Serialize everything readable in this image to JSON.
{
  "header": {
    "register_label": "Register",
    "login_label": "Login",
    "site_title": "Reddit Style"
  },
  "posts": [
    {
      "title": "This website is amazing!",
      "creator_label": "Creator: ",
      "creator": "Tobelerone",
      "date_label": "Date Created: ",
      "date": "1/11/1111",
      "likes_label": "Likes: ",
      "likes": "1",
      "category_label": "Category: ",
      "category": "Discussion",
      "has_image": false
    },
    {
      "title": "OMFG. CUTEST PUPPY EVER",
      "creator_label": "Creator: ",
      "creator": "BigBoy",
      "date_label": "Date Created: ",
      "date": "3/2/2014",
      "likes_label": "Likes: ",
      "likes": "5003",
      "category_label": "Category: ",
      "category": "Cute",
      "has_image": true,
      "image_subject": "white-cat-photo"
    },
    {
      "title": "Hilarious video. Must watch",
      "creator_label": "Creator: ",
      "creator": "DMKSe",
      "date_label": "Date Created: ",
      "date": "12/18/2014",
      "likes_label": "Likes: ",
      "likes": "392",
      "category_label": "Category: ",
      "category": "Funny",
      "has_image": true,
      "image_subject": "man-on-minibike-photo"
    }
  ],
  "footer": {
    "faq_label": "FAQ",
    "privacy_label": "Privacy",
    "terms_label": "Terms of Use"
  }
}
* * * * *
Among the records above, how many lines carry the string "photo"? Reply with the number alone.

2